> **WHAT YOU ARE ASKED TO DO**
Lines that include the word "structure" are the ones to copy.
§ §
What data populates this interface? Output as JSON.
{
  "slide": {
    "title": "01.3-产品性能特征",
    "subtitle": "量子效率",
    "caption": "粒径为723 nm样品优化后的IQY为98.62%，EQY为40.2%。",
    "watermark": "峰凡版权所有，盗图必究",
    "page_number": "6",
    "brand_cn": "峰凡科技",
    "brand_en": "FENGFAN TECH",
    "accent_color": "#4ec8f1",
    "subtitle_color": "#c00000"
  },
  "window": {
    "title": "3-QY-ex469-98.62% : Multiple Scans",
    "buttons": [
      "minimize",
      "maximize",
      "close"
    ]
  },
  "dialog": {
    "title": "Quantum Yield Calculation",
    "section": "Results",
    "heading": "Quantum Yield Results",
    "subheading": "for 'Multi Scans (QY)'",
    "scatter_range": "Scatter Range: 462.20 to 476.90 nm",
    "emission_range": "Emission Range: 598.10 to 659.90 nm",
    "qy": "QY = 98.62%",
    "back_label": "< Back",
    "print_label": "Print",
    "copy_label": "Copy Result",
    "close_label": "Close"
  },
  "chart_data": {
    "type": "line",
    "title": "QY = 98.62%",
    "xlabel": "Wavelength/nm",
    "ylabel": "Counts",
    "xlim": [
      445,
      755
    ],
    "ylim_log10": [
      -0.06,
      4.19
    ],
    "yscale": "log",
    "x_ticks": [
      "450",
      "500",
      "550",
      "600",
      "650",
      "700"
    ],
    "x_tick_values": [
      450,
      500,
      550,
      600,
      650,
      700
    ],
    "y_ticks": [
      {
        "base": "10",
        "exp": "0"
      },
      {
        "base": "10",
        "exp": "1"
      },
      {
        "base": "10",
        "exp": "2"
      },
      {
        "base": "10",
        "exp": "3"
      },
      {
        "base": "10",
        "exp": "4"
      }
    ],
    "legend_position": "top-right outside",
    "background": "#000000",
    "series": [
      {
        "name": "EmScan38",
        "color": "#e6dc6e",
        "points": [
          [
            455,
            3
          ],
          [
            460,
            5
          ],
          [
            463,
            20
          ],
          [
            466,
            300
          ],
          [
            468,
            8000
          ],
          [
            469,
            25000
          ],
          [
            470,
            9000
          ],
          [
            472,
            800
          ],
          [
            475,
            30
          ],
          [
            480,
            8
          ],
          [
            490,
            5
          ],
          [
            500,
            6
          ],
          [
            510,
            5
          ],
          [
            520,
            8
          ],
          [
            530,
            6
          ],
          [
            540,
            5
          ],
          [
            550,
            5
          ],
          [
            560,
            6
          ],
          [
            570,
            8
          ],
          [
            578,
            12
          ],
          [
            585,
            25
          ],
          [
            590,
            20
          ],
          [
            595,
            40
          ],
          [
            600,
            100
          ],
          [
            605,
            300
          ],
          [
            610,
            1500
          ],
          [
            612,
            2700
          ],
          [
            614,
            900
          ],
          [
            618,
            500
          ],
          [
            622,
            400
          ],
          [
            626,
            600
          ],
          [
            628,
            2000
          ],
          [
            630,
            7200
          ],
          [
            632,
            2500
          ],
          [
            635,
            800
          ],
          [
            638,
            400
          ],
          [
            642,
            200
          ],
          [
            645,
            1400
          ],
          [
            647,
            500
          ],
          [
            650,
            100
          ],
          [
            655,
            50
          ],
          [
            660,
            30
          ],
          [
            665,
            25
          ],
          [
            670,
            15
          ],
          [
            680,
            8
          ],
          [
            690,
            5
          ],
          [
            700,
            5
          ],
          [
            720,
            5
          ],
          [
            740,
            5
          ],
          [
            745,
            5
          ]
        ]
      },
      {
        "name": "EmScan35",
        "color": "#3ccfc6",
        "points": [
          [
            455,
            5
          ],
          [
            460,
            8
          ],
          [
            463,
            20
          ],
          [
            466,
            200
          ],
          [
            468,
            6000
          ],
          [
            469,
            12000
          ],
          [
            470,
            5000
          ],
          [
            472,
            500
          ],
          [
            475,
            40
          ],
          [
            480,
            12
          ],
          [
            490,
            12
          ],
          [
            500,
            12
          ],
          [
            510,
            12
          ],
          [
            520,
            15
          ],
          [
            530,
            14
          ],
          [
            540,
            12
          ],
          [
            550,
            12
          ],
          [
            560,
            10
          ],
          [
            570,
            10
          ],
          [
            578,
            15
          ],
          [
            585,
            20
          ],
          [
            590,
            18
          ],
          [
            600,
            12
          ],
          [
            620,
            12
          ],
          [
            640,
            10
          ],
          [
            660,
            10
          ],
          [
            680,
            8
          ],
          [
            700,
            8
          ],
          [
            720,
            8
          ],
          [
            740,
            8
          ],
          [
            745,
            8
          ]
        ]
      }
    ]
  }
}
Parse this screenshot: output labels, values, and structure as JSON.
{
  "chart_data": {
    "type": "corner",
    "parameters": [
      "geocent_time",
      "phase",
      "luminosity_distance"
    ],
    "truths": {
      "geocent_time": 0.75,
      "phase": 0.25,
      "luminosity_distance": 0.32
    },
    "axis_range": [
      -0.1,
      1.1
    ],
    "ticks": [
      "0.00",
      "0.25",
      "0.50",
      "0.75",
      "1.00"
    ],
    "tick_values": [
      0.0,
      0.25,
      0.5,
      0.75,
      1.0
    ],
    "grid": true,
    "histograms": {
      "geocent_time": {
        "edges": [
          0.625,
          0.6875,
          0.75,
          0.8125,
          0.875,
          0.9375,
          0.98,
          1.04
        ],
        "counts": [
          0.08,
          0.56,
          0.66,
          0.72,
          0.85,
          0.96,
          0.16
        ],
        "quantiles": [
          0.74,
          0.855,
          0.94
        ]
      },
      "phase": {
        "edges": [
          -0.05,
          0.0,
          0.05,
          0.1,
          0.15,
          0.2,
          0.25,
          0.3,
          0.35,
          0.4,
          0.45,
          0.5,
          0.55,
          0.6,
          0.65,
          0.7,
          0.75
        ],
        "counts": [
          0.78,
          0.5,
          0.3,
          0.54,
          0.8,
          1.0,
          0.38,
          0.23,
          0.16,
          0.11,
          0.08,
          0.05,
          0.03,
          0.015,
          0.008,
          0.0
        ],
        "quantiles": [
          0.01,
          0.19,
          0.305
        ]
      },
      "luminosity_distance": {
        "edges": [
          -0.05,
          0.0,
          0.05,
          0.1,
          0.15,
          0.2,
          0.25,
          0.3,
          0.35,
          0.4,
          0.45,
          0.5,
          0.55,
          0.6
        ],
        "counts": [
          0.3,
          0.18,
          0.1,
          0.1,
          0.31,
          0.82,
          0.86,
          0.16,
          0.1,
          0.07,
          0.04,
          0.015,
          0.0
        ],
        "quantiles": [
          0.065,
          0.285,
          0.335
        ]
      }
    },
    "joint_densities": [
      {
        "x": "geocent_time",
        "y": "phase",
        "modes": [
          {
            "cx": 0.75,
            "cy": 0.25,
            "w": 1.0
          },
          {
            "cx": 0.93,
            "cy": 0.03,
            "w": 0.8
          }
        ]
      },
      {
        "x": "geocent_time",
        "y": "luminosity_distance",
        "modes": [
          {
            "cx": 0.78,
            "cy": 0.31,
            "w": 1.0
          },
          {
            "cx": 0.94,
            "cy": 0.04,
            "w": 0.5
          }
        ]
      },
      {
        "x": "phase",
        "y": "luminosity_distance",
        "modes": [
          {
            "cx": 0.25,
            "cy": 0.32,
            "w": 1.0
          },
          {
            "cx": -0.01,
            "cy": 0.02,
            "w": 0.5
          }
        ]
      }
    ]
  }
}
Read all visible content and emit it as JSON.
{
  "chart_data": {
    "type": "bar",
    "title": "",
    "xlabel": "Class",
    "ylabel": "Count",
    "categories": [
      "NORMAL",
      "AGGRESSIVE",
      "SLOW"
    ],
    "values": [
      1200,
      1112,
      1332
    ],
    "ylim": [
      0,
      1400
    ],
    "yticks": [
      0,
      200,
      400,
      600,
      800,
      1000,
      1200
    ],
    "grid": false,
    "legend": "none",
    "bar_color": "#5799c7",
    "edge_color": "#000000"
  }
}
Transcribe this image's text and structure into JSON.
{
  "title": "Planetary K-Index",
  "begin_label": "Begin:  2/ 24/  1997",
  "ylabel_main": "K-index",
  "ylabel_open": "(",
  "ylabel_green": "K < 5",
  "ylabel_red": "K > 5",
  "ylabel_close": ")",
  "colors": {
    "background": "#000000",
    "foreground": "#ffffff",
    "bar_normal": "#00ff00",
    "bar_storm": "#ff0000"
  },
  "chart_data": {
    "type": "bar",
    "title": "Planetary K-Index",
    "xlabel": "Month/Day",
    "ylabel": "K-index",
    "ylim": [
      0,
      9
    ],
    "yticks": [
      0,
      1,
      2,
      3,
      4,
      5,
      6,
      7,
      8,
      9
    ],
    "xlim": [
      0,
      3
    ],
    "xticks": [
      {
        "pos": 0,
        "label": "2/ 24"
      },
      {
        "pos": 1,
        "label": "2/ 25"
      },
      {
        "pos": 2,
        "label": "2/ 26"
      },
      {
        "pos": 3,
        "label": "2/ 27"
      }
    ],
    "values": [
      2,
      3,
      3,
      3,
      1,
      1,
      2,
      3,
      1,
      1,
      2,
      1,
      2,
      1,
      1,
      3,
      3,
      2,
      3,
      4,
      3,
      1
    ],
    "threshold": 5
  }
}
§ §
> **SOLUTION**
Parse this screenshot: output labels, values, and structure as JSON.
Transcribe this image's text and structure into JSON.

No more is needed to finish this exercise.